-- START OF Data rows --

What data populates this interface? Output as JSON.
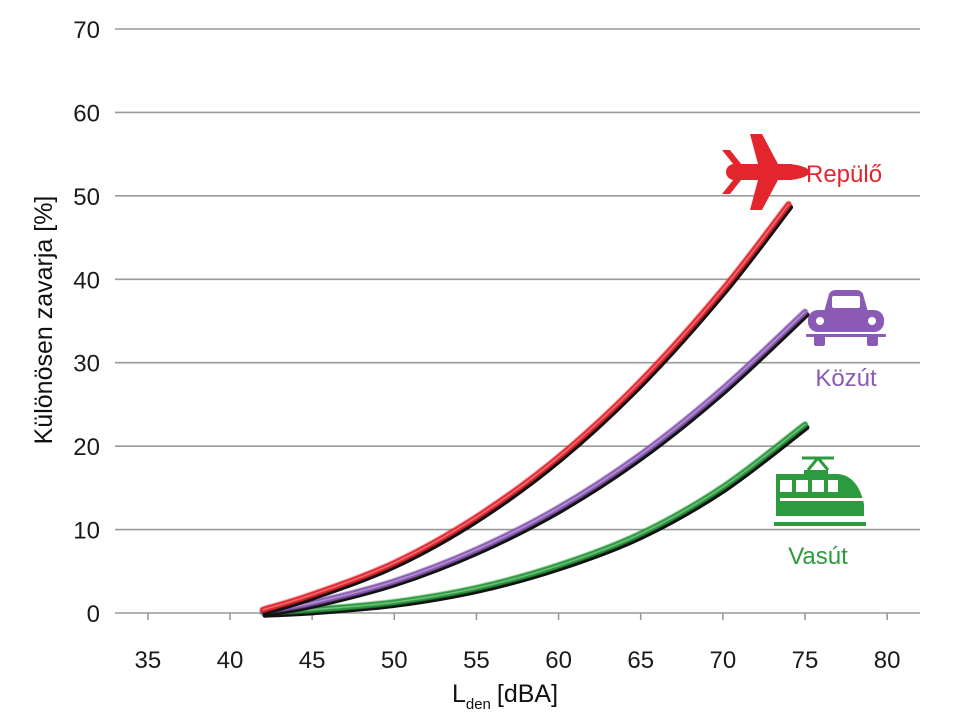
{
  "chart_data": {
    "type": "line",
    "title": "",
    "xlabel": {
      "main": "L",
      "sub": "den",
      "unit": "[dBA]"
    },
    "ylabel": "Különösen zavarja [%]",
    "xlim": [
      33,
      82
    ],
    "ylim": [
      0,
      70
    ],
    "xticks": [
      "35",
      "40",
      "45",
      "50",
      "55",
      "60",
      "65",
      "70",
      "75",
      "80"
    ],
    "yticks": [
      "0",
      "10",
      "20",
      "30",
      "40",
      "50",
      "60",
      "70"
    ],
    "grid": "horizontal",
    "series": [
      {
        "name": "Repülő",
        "color": "#e3262e",
        "icon": "airplane-icon",
        "x": [
          42,
          45,
          50,
          55,
          60,
          65,
          70,
          74
        ],
        "y": [
          0.4,
          2.2,
          6.0,
          11.5,
          18.7,
          27.8,
          38.8,
          49.0
        ]
      },
      {
        "name": "Közút",
        "color": "#8a5ab5",
        "icon": "car-icon",
        "x": [
          42,
          45,
          50,
          55,
          60,
          65,
          70,
          75
        ],
        "y": [
          0.2,
          1.2,
          3.8,
          7.6,
          12.6,
          19.0,
          26.9,
          36.1
        ]
      },
      {
        "name": "Vasút",
        "color": "#2c9a3e",
        "icon": "train-icon",
        "x": [
          42,
          45,
          50,
          55,
          60,
          65,
          70,
          75
        ],
        "y": [
          0.1,
          0.4,
          1.3,
          3.0,
          5.7,
          9.5,
          15.1,
          22.6
        ]
      }
    ]
  }
}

-- END OF Data rows --

Stated exercise: Output all of the data exactly as it stands, minus any images.

Correct result:
What data populates this interface? Output as JSON.
{
  "chart_data": {
    "type": "line",
    "title": "",
    "xlabel": {
      "main": "L",
      "sub": "den",
      "unit": "[dBA]"
    },
    "ylabel": "Különösen zavarja [%]",
    "xlim": [
      33,
      82
    ],
    "ylim": [
      0,
      70
    ],
    "xticks": [
      "35",
      "40",
      "45",
      "50",
      "55",
      "60",
      "65",
      "70",
      "75",
      "80"
    ],
    "yticks": [
      "0",
      "10",
      "20",
      "30",
      "40",
      "50",
      "60",
      "70"
    ],
    "grid": "horizontal",
    "series": [
      {
        "name": "Repülő",
        "color": "#e3262e",
        "icon": "airplane-icon",
        "x": [
          42,
          45,
          50,
          55,
          60,
          65,
          70,
          74
        ],
        "y": [
          0.4,
          2.2,
          6.0,
          11.5,
          18.7,
          27.8,
          38.8,
          49.0
        ]
      },
      {
        "name": "Közút",
        "color": "#8a5ab5",
        "icon": "car-icon",
        "x": [
          42,
          45,
          50,
          55,
          60,
          65,
          70,
          75
        ],
        "y": [
          0.2,
          1.2,
          3.8,
          7.6,
          12.6,
          19.0,
          26.9,
          36.1
        ]
      },
      {
        "name": "Vasút",
        "color": "#2c9a3e",
        "icon": "train-icon",
        "x": [
          42,
          45,
          50,
          55,
          60,
          65,
          70,
          75
        ],
        "y": [
          0.1,
          0.4,
          1.3,
          3.0,
          5.7,
          9.5,
          15.1,
          22.6
        ]
      }
    ]
  }
}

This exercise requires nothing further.